Exercise requirements:
Scan the material that follows. Copy every line containing the word "Горького".

Records from a collection:
▽

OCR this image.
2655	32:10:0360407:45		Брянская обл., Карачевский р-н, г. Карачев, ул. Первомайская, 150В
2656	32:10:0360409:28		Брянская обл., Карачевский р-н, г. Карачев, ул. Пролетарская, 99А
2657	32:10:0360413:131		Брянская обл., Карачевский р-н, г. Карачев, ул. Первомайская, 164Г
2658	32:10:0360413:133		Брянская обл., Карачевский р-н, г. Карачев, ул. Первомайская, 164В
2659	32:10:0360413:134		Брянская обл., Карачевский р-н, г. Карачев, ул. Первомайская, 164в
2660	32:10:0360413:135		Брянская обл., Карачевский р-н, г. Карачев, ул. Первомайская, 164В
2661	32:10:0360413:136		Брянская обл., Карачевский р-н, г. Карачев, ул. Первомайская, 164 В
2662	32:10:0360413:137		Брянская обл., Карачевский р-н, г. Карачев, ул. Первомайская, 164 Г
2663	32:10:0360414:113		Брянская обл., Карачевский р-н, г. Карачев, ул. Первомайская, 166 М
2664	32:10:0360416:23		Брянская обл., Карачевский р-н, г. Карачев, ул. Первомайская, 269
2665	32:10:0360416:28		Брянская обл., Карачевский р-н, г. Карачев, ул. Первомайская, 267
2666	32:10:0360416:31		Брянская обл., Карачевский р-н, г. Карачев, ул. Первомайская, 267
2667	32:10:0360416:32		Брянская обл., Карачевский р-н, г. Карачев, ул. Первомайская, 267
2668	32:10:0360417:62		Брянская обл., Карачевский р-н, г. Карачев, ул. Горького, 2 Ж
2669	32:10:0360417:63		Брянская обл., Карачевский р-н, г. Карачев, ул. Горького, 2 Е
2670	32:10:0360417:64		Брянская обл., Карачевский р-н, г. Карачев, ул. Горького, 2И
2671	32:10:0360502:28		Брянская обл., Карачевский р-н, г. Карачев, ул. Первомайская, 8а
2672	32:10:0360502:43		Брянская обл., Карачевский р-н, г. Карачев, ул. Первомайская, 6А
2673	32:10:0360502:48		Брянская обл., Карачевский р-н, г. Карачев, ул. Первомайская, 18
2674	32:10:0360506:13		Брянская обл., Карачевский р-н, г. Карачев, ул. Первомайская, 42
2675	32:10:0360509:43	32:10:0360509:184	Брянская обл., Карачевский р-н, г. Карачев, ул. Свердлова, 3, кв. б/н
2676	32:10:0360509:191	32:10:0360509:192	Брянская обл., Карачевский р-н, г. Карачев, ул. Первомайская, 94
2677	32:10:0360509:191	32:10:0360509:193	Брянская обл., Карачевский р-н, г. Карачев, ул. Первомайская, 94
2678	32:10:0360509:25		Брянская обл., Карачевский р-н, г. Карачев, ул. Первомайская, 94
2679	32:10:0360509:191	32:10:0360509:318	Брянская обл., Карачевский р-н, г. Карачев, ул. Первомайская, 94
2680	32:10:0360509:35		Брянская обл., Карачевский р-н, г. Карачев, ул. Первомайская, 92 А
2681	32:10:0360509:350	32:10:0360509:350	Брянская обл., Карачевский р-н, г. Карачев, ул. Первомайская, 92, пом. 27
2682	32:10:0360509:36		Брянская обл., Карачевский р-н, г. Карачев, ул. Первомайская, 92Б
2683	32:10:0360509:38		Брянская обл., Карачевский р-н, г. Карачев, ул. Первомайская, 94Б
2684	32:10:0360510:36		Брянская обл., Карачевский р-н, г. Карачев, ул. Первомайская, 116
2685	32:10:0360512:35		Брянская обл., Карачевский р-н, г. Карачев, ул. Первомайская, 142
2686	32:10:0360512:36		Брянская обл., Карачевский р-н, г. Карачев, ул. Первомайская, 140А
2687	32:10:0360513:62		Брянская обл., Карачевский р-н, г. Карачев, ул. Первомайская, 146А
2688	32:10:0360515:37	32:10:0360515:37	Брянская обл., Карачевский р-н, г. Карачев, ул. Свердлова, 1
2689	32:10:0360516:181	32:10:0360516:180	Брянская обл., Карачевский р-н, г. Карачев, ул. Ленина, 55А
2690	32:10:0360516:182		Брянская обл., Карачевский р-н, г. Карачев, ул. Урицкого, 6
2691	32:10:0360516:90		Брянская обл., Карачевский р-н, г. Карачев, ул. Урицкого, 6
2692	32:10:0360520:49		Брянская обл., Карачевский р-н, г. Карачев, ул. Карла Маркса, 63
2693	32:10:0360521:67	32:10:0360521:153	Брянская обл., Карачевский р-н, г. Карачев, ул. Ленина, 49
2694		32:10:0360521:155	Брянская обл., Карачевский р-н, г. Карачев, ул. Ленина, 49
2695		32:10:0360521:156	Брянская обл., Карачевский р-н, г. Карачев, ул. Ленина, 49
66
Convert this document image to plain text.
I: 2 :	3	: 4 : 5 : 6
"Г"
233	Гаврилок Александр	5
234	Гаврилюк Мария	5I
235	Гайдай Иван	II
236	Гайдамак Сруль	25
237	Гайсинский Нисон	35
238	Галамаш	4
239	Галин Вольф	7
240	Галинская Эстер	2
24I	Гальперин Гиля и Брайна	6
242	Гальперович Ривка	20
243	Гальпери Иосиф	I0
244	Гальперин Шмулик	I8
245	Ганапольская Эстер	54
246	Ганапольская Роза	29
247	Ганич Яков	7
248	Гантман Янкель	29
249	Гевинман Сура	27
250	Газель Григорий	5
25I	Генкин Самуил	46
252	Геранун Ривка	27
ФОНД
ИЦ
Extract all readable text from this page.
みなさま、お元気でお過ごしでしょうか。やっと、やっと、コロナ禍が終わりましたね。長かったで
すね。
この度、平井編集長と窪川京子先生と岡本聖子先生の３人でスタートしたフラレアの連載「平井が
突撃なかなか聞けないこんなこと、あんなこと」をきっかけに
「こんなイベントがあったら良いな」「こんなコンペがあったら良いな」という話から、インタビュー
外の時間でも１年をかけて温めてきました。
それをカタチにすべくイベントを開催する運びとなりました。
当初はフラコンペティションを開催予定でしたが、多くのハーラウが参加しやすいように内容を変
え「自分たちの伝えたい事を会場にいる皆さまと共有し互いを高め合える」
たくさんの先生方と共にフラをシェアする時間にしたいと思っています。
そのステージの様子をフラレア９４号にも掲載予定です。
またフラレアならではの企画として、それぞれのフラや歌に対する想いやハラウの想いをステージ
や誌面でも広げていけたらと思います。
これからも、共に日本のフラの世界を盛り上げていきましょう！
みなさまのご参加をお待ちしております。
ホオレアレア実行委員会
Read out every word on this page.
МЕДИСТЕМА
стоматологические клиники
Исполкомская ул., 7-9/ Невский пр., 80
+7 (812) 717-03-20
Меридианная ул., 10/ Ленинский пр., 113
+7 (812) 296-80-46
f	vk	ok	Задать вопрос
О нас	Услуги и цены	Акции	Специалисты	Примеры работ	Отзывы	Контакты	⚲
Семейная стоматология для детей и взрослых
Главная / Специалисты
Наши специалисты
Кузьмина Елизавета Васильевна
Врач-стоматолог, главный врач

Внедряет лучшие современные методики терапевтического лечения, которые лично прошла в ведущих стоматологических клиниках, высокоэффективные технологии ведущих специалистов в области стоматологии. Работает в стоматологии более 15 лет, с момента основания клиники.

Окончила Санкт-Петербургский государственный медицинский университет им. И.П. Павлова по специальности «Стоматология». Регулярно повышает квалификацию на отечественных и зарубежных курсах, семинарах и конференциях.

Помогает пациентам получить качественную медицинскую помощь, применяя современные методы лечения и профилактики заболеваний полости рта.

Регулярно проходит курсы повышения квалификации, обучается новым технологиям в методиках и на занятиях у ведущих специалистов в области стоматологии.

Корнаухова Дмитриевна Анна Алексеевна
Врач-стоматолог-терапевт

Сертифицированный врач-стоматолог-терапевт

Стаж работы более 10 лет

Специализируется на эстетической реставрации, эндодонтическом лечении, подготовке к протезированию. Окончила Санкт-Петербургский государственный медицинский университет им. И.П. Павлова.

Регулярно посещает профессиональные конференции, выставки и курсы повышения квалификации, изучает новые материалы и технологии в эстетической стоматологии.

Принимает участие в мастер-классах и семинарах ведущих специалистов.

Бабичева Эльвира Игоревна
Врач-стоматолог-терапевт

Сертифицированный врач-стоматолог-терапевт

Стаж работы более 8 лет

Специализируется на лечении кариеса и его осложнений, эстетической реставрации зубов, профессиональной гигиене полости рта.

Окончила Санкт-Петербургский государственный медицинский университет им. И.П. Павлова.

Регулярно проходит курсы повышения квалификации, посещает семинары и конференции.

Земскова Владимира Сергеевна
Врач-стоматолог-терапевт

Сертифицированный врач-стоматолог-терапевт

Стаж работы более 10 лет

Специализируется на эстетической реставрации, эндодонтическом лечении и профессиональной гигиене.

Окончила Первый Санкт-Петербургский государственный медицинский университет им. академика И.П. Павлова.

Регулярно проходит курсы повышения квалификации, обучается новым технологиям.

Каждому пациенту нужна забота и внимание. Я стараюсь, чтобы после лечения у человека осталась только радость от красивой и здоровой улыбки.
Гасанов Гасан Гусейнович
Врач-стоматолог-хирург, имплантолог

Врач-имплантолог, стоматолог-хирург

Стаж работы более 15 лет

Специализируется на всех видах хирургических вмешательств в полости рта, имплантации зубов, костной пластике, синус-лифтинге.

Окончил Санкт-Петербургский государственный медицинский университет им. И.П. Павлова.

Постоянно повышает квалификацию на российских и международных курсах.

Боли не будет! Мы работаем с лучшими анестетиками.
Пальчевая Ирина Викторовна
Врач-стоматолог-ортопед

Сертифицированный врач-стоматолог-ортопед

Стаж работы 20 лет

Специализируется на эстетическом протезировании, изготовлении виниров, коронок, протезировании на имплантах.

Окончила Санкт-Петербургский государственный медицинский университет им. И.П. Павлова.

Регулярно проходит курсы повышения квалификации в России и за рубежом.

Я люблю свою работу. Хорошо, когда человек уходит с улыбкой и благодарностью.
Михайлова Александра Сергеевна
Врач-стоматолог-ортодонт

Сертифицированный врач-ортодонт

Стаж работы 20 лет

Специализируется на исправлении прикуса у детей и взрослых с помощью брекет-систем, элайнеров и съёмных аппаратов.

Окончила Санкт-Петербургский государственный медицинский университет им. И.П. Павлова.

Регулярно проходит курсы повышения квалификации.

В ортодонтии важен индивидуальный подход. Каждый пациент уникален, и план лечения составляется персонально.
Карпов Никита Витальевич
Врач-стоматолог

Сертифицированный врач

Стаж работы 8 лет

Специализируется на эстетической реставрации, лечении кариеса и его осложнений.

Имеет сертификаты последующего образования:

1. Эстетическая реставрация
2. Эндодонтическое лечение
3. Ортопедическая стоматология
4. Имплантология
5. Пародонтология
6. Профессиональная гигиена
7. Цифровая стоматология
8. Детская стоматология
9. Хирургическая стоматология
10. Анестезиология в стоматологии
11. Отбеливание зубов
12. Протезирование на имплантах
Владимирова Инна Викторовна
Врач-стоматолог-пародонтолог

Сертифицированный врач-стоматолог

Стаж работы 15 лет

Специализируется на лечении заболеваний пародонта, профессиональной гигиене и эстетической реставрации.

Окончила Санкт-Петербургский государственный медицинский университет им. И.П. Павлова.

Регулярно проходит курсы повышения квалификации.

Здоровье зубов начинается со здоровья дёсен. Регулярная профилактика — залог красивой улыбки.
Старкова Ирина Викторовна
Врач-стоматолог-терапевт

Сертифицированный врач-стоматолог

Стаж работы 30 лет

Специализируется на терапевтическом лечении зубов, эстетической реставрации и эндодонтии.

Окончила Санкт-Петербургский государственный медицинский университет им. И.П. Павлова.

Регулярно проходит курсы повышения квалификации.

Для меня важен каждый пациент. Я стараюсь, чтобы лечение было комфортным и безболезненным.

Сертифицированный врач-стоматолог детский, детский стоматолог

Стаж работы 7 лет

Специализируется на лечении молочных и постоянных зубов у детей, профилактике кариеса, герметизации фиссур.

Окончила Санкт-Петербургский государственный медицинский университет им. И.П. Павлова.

△

Completed exercise:
2668	32:10:0360417:62		Брянская обл., Карачевский р-н, г. Карачев, ул. Горького, 2 Ж
2669	32:10:0360417:63		Брянская обл., Карачевский р-н, г. Карачев, ул. Горького, 2 Е
2670	32:10:0360417:64		Брянская обл., Карачевский р-н, г. Карачев, ул. Горького, 2И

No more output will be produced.